Passage shown:
☆ ☆ ☆ ☆

The early English translations of Alessandro Manzoni’s historical novel I promessi sposi are in many ways an object lesson in how not to do things. The six versions published between 1828 and 1845 are valiant attempts, but all of them include some pretty major clangers. Based on years spent looking, and laughing, at them, here’s a tongue-in-cheek list of tips I have compiled for aspiring translators.

1. Use the dictionary judiciously. The first of my translators, Reverend Charles Swan, when bemused by the Italian word “ceto” (meaning “social class”), did what most of us would do under the circumstances: he looked it up. Unfortunately Baretti’s dictionary gives only a secondary definition for the term, related to the more common “cetaceo” in Italian, which is … “whale”. Hence when Swan’s readers are informed that “besides having recourse to other methods, he assumed the livery of some potent family, some leviathan, whose vanity or interest was then gaged in his defence”, they should be advised that Manzoni was not in fact having a random Moby Dick moment. Honest

2. Remember that different languages have different rules about word order. It is not just words that differ between two languages, it is also the way in which those words are put together. Specifically, not every language has the subject-verb-object word order that English has; in the Romance languages the subject can quite happily come after the verb. Our friend the Reverend sometimes forgot this, however; which is why, when Manzoni writes that “the fairest moonlight was shining” (“batteva la più bella luna del mondo”), Swan’s “he battered the finest moon in the world”, doesn’t, erm, quite capture the full significance …

3. Don’t rely uncritically on other translations. At one point the anonymous translator responsible for the version published by Longman in 1845 adds a note saying: “Here, in the original, is an untranslatable play upon the word pulizia, which signifies both police and cleanliness”. Whoever was responsible for this translation copied the note word-for-word from the first French translation of Manzoni’s novel by Rey Dussueil in 1828. Unfortunately, though, no such play on words exists; and the putative connection between cleanliness and the police force is – only in this limited sense, of course – entirely spurious.

4. A single letter can make a large difference. Similar in some ways to the example above, the same translator failed to look closely enough when she/he found the phrase “il sedicente Ambrogio Fusella” in Manzoni, thinking the term “sedicente”, or “self-styled” was in fact “seducente”, or “seductive”. Okay, it was only one vowel that was different; but if you ever happen to read this translation, and come across the passage which says that “this seducing Ambrogio Fusella was, as our host had said, a disguised informer”, do bear in mind that the original was not quite as James Bond as it might sound.

5. Choose carefully what edition you use. Another anonymous translator, whose version was published by James Burns in 1844, generally speaking did a very good job, producing the most faithful and accurate of the early translations of Manzoni’s novel. Unfortunately, though, he/she used a pirate edition of the novel, published by Baudry in Paris in 1827. This would not matter, were it not for the fact that this unauthorized edition contains certain variants which the author himself then revised before the official publication; Manzoni had passed the manuscript to his French translator before it was finished, to allow him to progress with the work so the novel could be published in Paris and Milan more or less simultaneously. The translator, though, handed them straight to Baudry, who brought out his own edition without compunction. Hence if you read in this version that the superintendent of provisions, whose house was under siege during the 1628 Milan food riots, heard the furious mob relentlessly approaching and “at last, in absolute despair, […] sank down upon the floor, and remained terrified and almost insensible, expecting his own death”, don’t expect to find anything of the kind in the authorized version of the original.

☆ ☆ ☆ ☆

Dataset extract:
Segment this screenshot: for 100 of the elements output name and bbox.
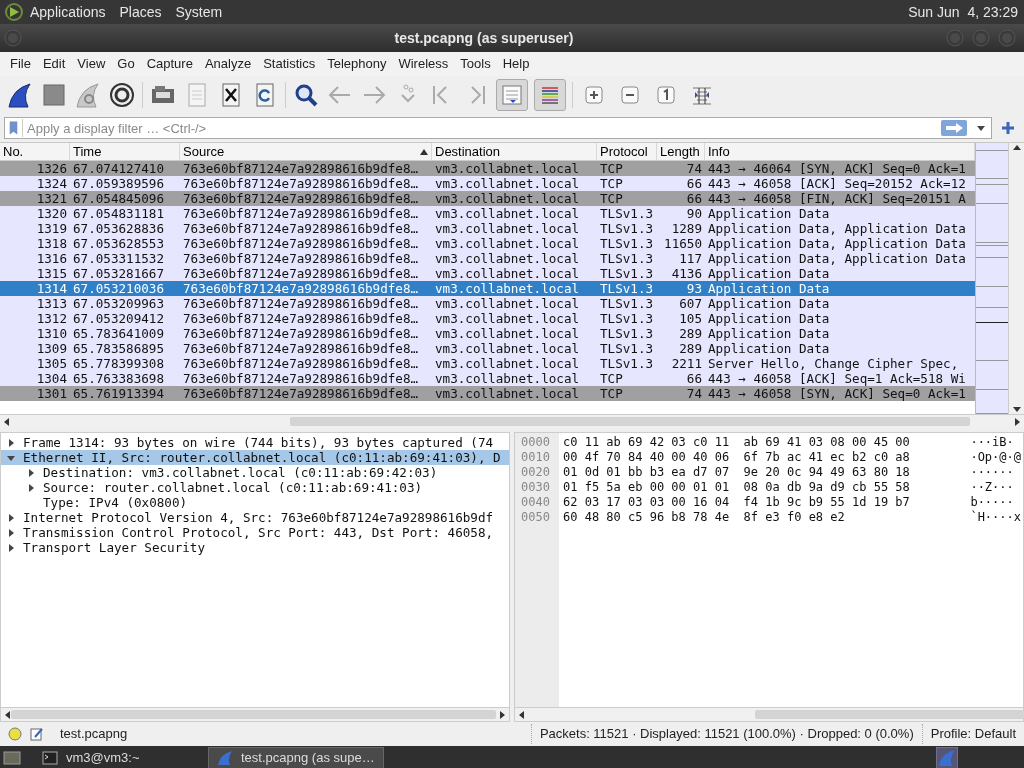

☆ ☆ ☆ ☆

Given task:
From the piece on early English translations of Manzoni's novel, reproduce word for word the part starting with "4. A single letter" and going on through "it might sound.".

Answer to the task:
4. A single letter can make a large difference. Similar in some ways to the example above, the same translator failed to look closely enough when she/he found the phrase “il sedicente Ambrogio Fusella” in Manzoni, thinking the term “sedicente”, or “self-styled” was in fact “seducente”, or “seductive”. Okay, it was only one vowel that was different; but if you ever happen to read this translation, and come across the passage which says that “this seducing Ambrogio Fusella was, as our host had said, a disguised informer”, do bear in mind that the original was not quite as James Bond as it might sound.